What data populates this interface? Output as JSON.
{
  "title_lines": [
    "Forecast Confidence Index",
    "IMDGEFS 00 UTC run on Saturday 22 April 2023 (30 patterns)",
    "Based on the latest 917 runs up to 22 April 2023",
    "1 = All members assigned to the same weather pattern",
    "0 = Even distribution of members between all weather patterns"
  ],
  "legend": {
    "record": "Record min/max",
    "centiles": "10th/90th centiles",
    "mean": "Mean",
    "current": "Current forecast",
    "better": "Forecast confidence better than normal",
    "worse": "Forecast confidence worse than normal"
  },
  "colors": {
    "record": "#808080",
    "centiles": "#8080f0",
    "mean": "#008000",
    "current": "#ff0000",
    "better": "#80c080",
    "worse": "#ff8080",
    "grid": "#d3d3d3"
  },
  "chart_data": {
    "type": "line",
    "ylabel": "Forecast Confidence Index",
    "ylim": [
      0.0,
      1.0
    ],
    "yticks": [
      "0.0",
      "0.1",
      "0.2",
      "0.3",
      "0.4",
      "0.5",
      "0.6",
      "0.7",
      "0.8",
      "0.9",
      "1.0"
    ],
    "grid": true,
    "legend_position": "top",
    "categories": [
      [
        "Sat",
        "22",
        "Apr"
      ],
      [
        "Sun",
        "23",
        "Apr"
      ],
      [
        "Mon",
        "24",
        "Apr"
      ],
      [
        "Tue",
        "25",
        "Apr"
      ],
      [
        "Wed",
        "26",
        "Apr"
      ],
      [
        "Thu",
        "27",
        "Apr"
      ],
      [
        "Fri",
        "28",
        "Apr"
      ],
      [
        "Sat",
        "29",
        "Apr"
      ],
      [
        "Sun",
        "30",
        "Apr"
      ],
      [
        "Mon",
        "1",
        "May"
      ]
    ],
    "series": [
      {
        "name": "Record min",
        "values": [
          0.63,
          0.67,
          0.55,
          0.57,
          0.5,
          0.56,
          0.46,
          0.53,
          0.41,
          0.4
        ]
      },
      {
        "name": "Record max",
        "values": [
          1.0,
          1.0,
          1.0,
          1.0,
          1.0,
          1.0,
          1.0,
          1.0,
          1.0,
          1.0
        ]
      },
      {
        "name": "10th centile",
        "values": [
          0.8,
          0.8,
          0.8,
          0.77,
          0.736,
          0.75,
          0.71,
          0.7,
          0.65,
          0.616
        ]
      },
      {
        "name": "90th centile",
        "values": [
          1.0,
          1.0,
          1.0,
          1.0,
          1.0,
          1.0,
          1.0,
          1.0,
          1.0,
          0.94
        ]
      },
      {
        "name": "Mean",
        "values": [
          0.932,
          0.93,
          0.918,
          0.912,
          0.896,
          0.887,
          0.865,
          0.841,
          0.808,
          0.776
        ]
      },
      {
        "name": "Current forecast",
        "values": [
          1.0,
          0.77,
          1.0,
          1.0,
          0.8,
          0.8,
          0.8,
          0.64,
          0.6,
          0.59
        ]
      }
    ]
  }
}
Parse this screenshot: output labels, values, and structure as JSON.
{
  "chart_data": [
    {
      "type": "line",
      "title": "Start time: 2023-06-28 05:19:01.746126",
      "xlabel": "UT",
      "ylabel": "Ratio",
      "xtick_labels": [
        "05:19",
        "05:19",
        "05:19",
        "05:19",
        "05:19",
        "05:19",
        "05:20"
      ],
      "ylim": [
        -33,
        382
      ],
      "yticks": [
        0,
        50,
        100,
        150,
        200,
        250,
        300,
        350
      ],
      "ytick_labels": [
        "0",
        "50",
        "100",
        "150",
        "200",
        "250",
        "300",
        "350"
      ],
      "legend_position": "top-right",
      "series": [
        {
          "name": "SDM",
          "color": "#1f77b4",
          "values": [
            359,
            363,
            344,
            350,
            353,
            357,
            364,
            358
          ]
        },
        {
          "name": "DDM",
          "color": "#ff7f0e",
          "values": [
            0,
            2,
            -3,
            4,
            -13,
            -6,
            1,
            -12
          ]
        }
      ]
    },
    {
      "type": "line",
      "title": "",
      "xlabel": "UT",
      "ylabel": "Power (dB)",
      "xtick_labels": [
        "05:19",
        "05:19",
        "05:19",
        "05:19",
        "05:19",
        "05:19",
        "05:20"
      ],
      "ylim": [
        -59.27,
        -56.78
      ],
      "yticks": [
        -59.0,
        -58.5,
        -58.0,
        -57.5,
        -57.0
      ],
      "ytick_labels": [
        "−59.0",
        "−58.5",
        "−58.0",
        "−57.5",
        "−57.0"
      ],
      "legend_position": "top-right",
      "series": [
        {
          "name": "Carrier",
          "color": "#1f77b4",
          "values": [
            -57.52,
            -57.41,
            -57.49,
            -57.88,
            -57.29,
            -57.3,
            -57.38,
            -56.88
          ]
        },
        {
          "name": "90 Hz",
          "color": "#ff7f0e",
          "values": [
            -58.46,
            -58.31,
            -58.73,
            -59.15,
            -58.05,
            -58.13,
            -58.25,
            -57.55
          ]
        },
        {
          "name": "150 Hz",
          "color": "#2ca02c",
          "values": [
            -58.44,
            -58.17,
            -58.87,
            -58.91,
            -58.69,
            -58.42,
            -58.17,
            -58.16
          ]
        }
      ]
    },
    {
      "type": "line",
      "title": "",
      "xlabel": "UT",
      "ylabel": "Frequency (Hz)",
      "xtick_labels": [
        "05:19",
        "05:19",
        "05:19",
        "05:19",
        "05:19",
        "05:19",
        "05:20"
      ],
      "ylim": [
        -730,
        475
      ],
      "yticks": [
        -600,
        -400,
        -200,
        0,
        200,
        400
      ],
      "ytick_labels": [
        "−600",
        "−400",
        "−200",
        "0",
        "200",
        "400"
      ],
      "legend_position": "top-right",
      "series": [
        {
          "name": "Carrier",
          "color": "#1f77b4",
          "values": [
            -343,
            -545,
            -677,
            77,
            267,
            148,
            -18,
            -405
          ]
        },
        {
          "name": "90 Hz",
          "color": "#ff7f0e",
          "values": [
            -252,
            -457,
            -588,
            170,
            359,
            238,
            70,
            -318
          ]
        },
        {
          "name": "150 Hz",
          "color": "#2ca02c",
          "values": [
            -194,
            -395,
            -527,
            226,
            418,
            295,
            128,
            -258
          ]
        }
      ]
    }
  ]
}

Task – Repeat all the entries word for word.

The completed task –
What data populates this interface? Output as JSON.
{
  "title_lines": [
    "Forecast Confidence Index",
    "IMDGEFS 00 UTC run on Saturday 22 April 2023 (30 patterns)",
    "Based on the latest 917 runs up to 22 April 2023",
    "1 = All members assigned to the same weather pattern",
    "0 = Even distribution of members between all weather patterns"
  ],
  "legend": {
    "record": "Record min/max",
    "centiles": "10th/90th centiles",
    "mean": "Mean",
    "current": "Current forecast",
    "better": "Forecast confidence better than normal",
    "worse": "Forecast confidence worse than normal"
  },
  "colors": {
    "record": "#808080",
    "centiles": "#8080f0",
    "mean": "#008000",
    "current": "#ff0000",
    "better": "#80c080",
    "worse": "#ff8080",
    "grid": "#d3d3d3"
  },
  "chart_data": {
    "type": "line",
    "ylabel": "Forecast Confidence Index",
    "ylim": [
      0.0,
      1.0
    ],
    "yticks": [
      "0.0",
      "0.1",
      "0.2",
      "0.3",
      "0.4",
      "0.5",
      "0.6",
      "0.7",
      "0.8",
      "0.9",
      "1.0"
    ],
    "grid": true,
    "legend_position": "top",
    "categories": [
      [
        "Sat",
        "22",
        "Apr"
      ],
      [
        "Sun",
        "23",
        "Apr"
      ],
      [
        "Mon",
        "24",
        "Apr"
      ],
      [
        "Tue",
        "25",
        "Apr"
      ],
      [
        "Wed",
        "26",
        "Apr"
      ],
      [
        "Thu",
        "27",
        "Apr"
      ],
      [
        "Fri",
        "28",
        "Apr"
      ],
      [
        "Sat",
        "29",
        "Apr"
      ],
      [
        "Sun",
        "30",
        "Apr"
      ],
      [
        "Mon",
        "1",
        "May"
      ]
    ],
    "series": [
      {
        "name": "Record min",
        "values": [
          0.63,
          0.67,
          0.55,
          0.57,
          0.5,
          0.56,
          0.46,
          0.53,
          0.41,
          0.4
        ]
      },
      {
        "name": "Record max",
        "values": [
          1.0,
          1.0,
          1.0,
          1.0,
          1.0,
          1.0,
          1.0,
          1.0,
          1.0,
          1.0
        ]
      },
      {
        "name": "10th centile",
        "values": [
          0.8,
          0.8,
          0.8,
          0.77,
          0.736,
          0.75,
          0.71,
          0.7,
          0.65,
          0.616
        ]
      },
      {
        "name": "90th centile",
        "values": [
          1.0,
          1.0,
          1.0,
          1.0,
          1.0,
          1.0,
          1.0,
          1.0,
          1.0,
          0.94
        ]
      },
      {
        "name": "Mean",
        "values": [
          0.932,
          0.93,
          0.918,
          0.912,
          0.896,
          0.887,
          0.865,
          0.841,
          0.808,
          0.776
        ]
      },
      {
        "name": "Current forecast",
        "values": [
          1.0,
          0.77,
          1.0,
          1.0,
          0.8,
          0.8,
          0.8,
          0.64,
          0.6,
          0.59
        ]
      }
    ]
  }
}
Parse this screenshot: output labels, values, and structure as JSON.
{
  "chart_data": [
    {
      "type": "line",
      "title": "Start time: 2023-06-28 05:19:01.746126",
      "xlabel": "UT",
      "ylabel": "Ratio",
      "xtick_labels": [
        "05:19",
        "05:19",
        "05:19",
        "05:19",
        "05:19",
        "05:19",
        "05:20"
      ],
      "ylim": [
        -33,
        382
      ],
      "yticks": [
        0,
        50,
        100,
        150,
        200,
        250,
        300,
        350
      ],
      "ytick_labels": [
        "0",
        "50",
        "100",
        "150",
        "200",
        "250",
        "300",
        "350"
      ],
      "legend_position": "top-right",
      "series": [
        {
          "name": "SDM",
          "color": "#1f77b4",
          "values": [
            359,
            363,
            344,
            350,
            353,
            357,
            364,
            358
          ]
        },
        {
          "name": "DDM",
          "color": "#ff7f0e",
          "values": [
            0,
            2,
            -3,
            4,
            -13,
            -6,
            1,
            -12
          ]
        }
      ]
    },
    {
      "type": "line",
      "title": "",
      "xlabel": "UT",
      "ylabel": "Power (dB)",
      "xtick_labels": [
        "05:19",
        "05:19",
        "05:19",
        "05:19",
        "05:19",
        "05:19",
        "05:20"
      ],
      "ylim": [
        -59.27,
        -56.78
      ],
      "yticks": [
        -59.0,
        -58.5,
        -58.0,
        -57.5,
        -57.0
      ],
      "ytick_labels": [
        "−59.0",
        "−58.5",
        "−58.0",
        "−57.5",
        "−57.0"
      ],
      "legend_position": "top-right",
      "series": [
        {
          "name": "Carrier",
          "color": "#1f77b4",
          "values": [
            -57.52,
            -57.41,
            -57.49,
            -57.88,
            -57.29,
            -57.3,
            -57.38,
            -56.88
          ]
        },
        {
          "name": "90 Hz",
          "color": "#ff7f0e",
          "values": [
            -58.46,
            -58.31,
            -58.73,
            -59.15,
            -58.05,
            -58.13,
            -58.25,
            -57.55
          ]
        },
        {
          "name": "150 Hz",
          "color": "#2ca02c",
          "values": [
            -58.44,
            -58.17,
            -58.87,
            -58.91,
            -58.69,
            -58.42,
            -58.17,
            -58.16
          ]
        }
      ]
    },
    {
      "type": "line",
      "title": "",
      "xlabel": "UT",
      "ylabel": "Frequency (Hz)",
      "xtick_labels": [
        "05:19",
        "05:19",
        "05:19",
        "05:19",
        "05:19",
        "05:19",
        "05:20"
      ],
      "ylim": [
        -730,
        475
      ],
      "yticks": [
        -600,
        -400,
        -200,
        0,
        200,
        400
      ],
      "ytick_labels": [
        "−600",
        "−400",
        "−200",
        "0",
        "200",
        "400"
      ],
      "legend_position": "top-right",
      "series": [
        {
          "name": "Carrier",
          "color": "#1f77b4",
          "values": [
            -343,
            -545,
            -677,
            77,
            267,
            148,
            -18,
            -405
          ]
        },
        {
          "name": "90 Hz",
          "color": "#ff7f0e",
          "values": [
            -252,
            -457,
            -588,
            170,
            359,
            238,
            70,
            -318
          ]
        },
        {
          "name": "150 Hz",
          "color": "#2ca02c",
          "values": [
            -194,
            -395,
            -527,
            226,
            418,
            295,
            128,
            -258
          ]
        }
      ]
    }
  ]
}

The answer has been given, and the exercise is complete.